## YOUR GOAL
An exact copy of every record is needed.

Records that describe figures:

=-=-=

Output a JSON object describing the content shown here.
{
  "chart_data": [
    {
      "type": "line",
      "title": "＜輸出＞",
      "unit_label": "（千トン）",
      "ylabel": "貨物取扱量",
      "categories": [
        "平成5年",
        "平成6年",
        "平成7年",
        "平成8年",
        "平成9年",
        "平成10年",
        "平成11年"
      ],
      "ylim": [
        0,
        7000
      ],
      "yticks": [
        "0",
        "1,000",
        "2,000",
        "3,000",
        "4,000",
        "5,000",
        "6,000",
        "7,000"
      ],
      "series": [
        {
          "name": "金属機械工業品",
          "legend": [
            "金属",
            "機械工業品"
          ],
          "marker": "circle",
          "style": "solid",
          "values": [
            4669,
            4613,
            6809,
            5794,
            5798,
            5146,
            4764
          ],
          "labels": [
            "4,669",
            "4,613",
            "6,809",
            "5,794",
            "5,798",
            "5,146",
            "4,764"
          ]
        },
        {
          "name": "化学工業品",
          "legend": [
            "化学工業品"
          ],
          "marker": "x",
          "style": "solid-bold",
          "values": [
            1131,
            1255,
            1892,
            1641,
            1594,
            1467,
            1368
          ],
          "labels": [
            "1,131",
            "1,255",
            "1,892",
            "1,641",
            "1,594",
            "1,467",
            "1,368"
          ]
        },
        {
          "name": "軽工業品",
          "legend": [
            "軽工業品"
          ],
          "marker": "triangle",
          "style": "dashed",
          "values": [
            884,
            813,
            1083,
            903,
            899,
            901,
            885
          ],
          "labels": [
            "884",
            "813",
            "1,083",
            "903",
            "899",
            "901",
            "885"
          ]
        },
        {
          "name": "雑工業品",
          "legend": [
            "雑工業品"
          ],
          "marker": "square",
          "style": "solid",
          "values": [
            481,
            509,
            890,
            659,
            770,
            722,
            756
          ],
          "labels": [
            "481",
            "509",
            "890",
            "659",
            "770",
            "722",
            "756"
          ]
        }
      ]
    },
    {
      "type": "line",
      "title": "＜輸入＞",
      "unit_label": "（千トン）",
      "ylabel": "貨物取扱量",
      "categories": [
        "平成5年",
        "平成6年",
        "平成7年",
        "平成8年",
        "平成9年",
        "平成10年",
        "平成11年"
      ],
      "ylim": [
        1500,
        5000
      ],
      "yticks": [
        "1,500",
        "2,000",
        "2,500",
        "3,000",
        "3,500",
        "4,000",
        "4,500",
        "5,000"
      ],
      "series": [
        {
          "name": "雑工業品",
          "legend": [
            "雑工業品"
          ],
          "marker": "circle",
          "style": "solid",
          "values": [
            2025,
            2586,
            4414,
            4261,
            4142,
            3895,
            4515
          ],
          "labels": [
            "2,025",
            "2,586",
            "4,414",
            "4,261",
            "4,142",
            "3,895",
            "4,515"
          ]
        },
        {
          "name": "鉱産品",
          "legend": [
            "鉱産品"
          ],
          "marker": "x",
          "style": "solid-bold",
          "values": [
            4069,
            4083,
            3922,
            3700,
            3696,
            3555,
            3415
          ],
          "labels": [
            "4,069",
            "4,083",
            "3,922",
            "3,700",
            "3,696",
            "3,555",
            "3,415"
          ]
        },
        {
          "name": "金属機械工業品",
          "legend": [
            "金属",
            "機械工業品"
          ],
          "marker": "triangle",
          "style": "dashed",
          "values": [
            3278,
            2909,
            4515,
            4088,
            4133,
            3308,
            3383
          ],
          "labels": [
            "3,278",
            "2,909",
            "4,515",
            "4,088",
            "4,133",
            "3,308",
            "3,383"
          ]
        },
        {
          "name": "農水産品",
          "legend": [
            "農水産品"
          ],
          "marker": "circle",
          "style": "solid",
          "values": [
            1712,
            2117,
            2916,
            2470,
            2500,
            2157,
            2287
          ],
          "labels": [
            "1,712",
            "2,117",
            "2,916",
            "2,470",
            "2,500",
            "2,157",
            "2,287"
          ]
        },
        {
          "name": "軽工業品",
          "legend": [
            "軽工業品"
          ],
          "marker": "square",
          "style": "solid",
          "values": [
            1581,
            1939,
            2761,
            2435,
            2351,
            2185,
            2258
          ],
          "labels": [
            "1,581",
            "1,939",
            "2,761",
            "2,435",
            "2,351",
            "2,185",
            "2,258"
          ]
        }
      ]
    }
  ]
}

=-=-=

## THE OUTPUT
Output a JSON object describing the content shown here.
{
  "chart_data": [
    {
      "type": "line",
      "title": "＜輸出＞",
      "unit_label": "（千トン）",
      "ylabel": "貨物取扱量",
      "categories": [
        "平成5年",
        "平成6年",
        "平成7年",
        "平成8年",
        "平成9年",
        "平成10年",
        "平成11年"
      ],
      "ylim": [
        0,
        7000
      ],
      "yticks": [
        "0",
        "1,000",
        "2,000",
        "3,000",
        "4,000",
        "5,000",
        "6,000",
        "7,000"
      ],
      "series": [
        {
          "name": "金属機械工業品",
          "legend": [
            "金属",
            "機械工業品"
          ],
          "marker": "circle",
          "style": "solid",
          "values": [
            4669,
            4613,
            6809,
            5794,
            5798,
            5146,
            4764
          ],
          "labels": [
            "4,669",
            "4,613",
            "6,809",
            "5,794",
            "5,798",
            "5,146",
            "4,764"
          ]
        },
        {
          "name": "化学工業品",
          "legend": [
            "化学工業品"
          ],
          "marker": "x",
          "style": "solid-bold",
          "values": [
            1131,
            1255,
            1892,
            1641,
            1594,
            1467,
            1368
          ],
          "labels": [
            "1,131",
            "1,255",
            "1,892",
            "1,641",
            "1,594",
            "1,467",
            "1,368"
          ]
        },
        {
          "name": "軽工業品",
          "legend": [
            "軽工業品"
          ],
          "marker": "triangle",
          "style": "dashed",
          "values": [
            884,
            813,
            1083,
            903,
            899,
            901,
            885
          ],
          "labels": [
            "884",
            "813",
            "1,083",
            "903",
            "899",
            "901",
            "885"
          ]
        },
        {
          "name": "雑工業品",
          "legend": [
            "雑工業品"
          ],
          "marker": "square",
          "style": "solid",
          "values": [
            481,
            509,
            890,
            659,
            770,
            722,
            756
          ],
          "labels": [
            "481",
            "509",
            "890",
            "659",
            "770",
            "722",
            "756"
          ]
        }
      ]
    },
    {
      "type": "line",
      "title": "＜輸入＞",
      "unit_label": "（千トン）",
      "ylabel": "貨物取扱量",
      "categories": [
        "平成5年",
        "平成6年",
        "平成7年",
        "平成8年",
        "平成9年",
        "平成10年",
        "平成11年"
      ],
      "ylim": [
        1500,
        5000
      ],
      "yticks": [
        "1,500",
        "2,000",
        "2,500",
        "3,000",
        "3,500",
        "4,000",
        "4,500",
        "5,000"
      ],
      "series": [
        {
          "name": "雑工業品",
          "legend": [
            "雑工業品"
          ],
          "marker": "circle",
          "style": "solid",
          "values": [
            2025,
            2586,
            4414,
            4261,
            4142,
            3895,
            4515
          ],
          "labels": [
            "2,025",
            "2,586",
            "4,414",
            "4,261",
            "4,142",
            "3,895",
            "4,515"
          ]
        },
        {
          "name": "鉱産品",
          "legend": [
            "鉱産品"
          ],
          "marker": "x",
          "style": "solid-bold",
          "values": [
            4069,
            4083,
            3922,
            3700,
            3696,
            3555,
            3415
          ],
          "labels": [
            "4,069",
            "4,083",
            "3,922",
            "3,700",
            "3,696",
            "3,555",
            "3,415"
          ]
        },
        {
          "name": "金属機械工業品",
          "legend": [
            "金属",
            "機械工業品"
          ],
          "marker": "triangle",
          "style": "dashed",
          "values": [
            3278,
            2909,
            4515,
            4088,
            4133,
            3308,
            3383
          ],
          "labels": [
            "3,278",
            "2,909",
            "4,515",
            "4,088",
            "4,133",
            "3,308",
            "3,383"
          ]
        },
        {
          "name": "農水産品",
          "legend": [
            "農水産品"
          ],
          "marker": "circle",
          "style": "solid",
          "values": [
            1712,
            2117,
            2916,
            2470,
            2500,
            2157,
            2287
          ],
          "labels": [
            "1,712",
            "2,117",
            "2,916",
            "2,470",
            "2,500",
            "2,157",
            "2,287"
          ]
        },
        {
          "name": "軽工業品",
          "legend": [
            "軽工業品"
          ],
          "marker": "square",
          "style": "solid",
          "values": [
            1581,
            1939,
            2761,
            2435,
            2351,
            2185,
            2258
          ],
          "labels": [
            "1,581",
            "1,939",
            "2,761",
            "2,435",
            "2,351",
            "2,185",
            "2,258"
          ]
        }
      ]
    }
  ]
}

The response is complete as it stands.